-- BEGIN RECORDS SUPPLIED --

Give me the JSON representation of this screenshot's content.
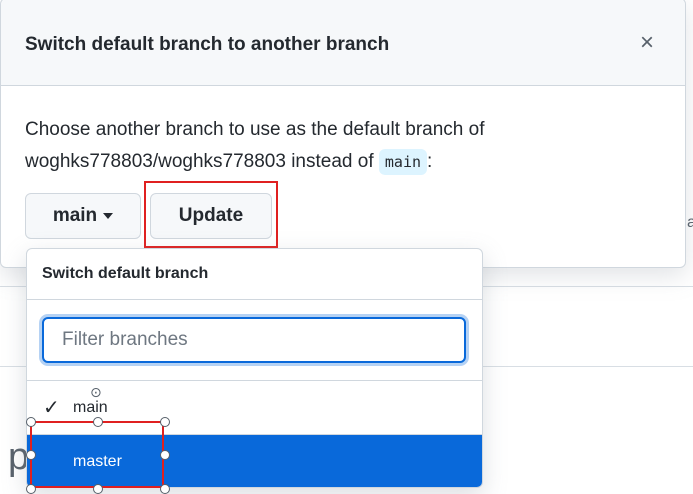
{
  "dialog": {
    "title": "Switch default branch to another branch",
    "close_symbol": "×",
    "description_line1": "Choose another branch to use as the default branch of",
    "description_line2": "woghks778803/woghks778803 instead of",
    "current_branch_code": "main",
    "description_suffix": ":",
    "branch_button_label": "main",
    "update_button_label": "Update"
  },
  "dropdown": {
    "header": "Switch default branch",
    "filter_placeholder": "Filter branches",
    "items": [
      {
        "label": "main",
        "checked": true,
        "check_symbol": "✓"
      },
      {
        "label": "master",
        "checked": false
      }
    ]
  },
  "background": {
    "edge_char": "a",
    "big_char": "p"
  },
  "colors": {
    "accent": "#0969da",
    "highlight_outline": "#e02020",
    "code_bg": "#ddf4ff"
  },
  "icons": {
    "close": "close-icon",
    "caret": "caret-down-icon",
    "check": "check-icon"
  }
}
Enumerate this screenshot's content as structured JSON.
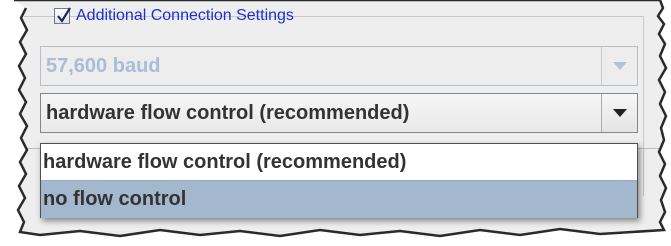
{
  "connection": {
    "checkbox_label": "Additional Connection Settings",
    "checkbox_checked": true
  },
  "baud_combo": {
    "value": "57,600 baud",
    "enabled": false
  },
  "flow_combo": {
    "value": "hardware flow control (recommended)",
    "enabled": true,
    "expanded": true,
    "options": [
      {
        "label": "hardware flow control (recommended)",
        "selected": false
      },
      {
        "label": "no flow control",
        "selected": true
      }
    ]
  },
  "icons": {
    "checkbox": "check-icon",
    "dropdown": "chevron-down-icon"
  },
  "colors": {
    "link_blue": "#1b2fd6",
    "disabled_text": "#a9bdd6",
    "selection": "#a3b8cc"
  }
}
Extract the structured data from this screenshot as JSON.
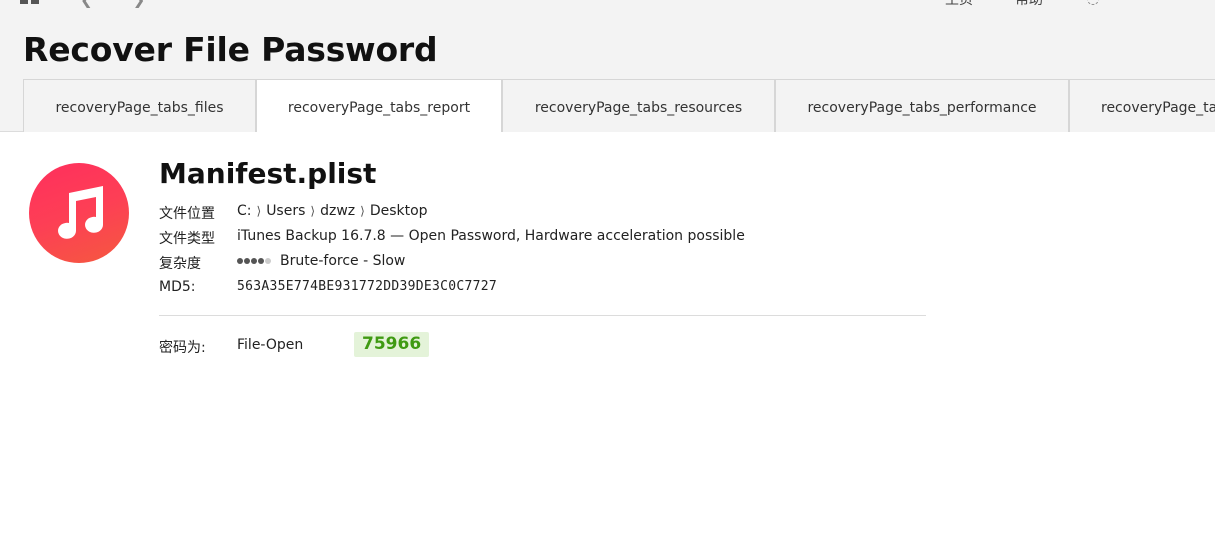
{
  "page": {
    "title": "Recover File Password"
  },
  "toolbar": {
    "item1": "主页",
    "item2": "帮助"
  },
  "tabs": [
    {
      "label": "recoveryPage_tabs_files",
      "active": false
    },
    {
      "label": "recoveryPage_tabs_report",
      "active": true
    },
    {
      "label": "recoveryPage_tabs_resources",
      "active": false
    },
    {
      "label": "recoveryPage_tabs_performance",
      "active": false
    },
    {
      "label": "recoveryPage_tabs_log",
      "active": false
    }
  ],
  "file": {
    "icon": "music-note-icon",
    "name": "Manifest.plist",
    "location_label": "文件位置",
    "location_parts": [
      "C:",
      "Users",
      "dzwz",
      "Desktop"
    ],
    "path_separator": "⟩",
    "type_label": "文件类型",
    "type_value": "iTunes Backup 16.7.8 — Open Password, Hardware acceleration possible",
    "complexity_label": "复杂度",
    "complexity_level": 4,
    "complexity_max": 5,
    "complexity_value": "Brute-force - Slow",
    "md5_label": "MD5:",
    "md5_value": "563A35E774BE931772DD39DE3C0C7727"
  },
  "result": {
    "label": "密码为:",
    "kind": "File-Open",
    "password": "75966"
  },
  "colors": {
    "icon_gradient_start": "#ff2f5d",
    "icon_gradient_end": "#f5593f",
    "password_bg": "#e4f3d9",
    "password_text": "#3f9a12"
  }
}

-- END RECORDS SUPPLIED --

Give back every line exactly as it stands, pictures excluded.

RESPONSE TO THE EXERCISE:
Give me the JSON representation of this screenshot's content.
{
  "dialog": {
    "title": "Switch default branch to another branch",
    "close_symbol": "×",
    "description_line1": "Choose another branch to use as the default branch of",
    "description_line2": "woghks778803/woghks778803 instead of",
    "current_branch_code": "main",
    "description_suffix": ":",
    "branch_button_label": "main",
    "update_button_label": "Update"
  },
  "dropdown": {
    "header": "Switch default branch",
    "filter_placeholder": "Filter branches",
    "items": [
      {
        "label": "main",
        "checked": true,
        "check_symbol": "✓"
      },
      {
        "label": "master",
        "checked": false
      }
    ]
  },
  "background": {
    "edge_char": "a",
    "big_char": "p"
  },
  "colors": {
    "accent": "#0969da",
    "highlight_outline": "#e02020",
    "code_bg": "#ddf4ff"
  },
  "icons": {
    "close": "close-icon",
    "caret": "caret-down-icon",
    "check": "check-icon"
  }
}
Enumerate this screenshot's content as structured JSON.
{
  "connection": {
    "checkbox_label": "Additional Connection Settings",
    "checkbox_checked": true
  },
  "baud_combo": {
    "value": "57,600 baud",
    "enabled": false
  },
  "flow_combo": {
    "value": "hardware flow control (recommended)",
    "enabled": true,
    "expanded": true,
    "options": [
      {
        "label": "hardware flow control (recommended)",
        "selected": false
      },
      {
        "label": "no flow control",
        "selected": true
      }
    ]
  },
  "icons": {
    "checkbox": "check-icon",
    "dropdown": "chevron-down-icon"
  },
  "colors": {
    "link_blue": "#1b2fd6",
    "disabled_text": "#a9bdd6",
    "selection": "#a3b8cc"
  }
}
Extract the structured data from this screenshot as JSON.
{
  "page": {
    "title": "Recover File Password"
  },
  "toolbar": {
    "item1": "主页",
    "item2": "帮助"
  },
  "tabs": [
    {
      "label": "recoveryPage_tabs_files",
      "active": false
    },
    {
      "label": "recoveryPage_tabs_report",
      "active": true
    },
    {
      "label": "recoveryPage_tabs_resources",
      "active": false
    },
    {
      "label": "recoveryPage_tabs_performance",
      "active": false
    },
    {
      "label": "recoveryPage_tabs_log",
      "active": false
    }
  ],
  "file": {
    "icon": "music-note-icon",
    "name": "Manifest.plist",
    "location_label": "文件位置",
    "location_parts": [
      "C:",
      "Users",
      "dzwz",
      "Desktop"
    ],
    "path_separator": "⟩",
    "type_label": "文件类型",
    "type_value": "iTunes Backup 16.7.8 — Open Password, Hardware acceleration possible",
    "complexity_label": "复杂度",
    "complexity_level": 4,
    "complexity_max": 5,
    "complexity_value": "Brute-force - Slow",
    "md5_label": "MD5:",
    "md5_value": "563A35E774BE931772DD39DE3C0C7727"
  },
  "result": {
    "label": "密码为:",
    "kind": "File-Open",
    "password": "75966"
  },
  "colors": {
    "icon_gradient_start": "#ff2f5d",
    "icon_gradient_end": "#f5593f",
    "password_bg": "#e4f3d9",
    "password_text": "#3f9a12"
  }
}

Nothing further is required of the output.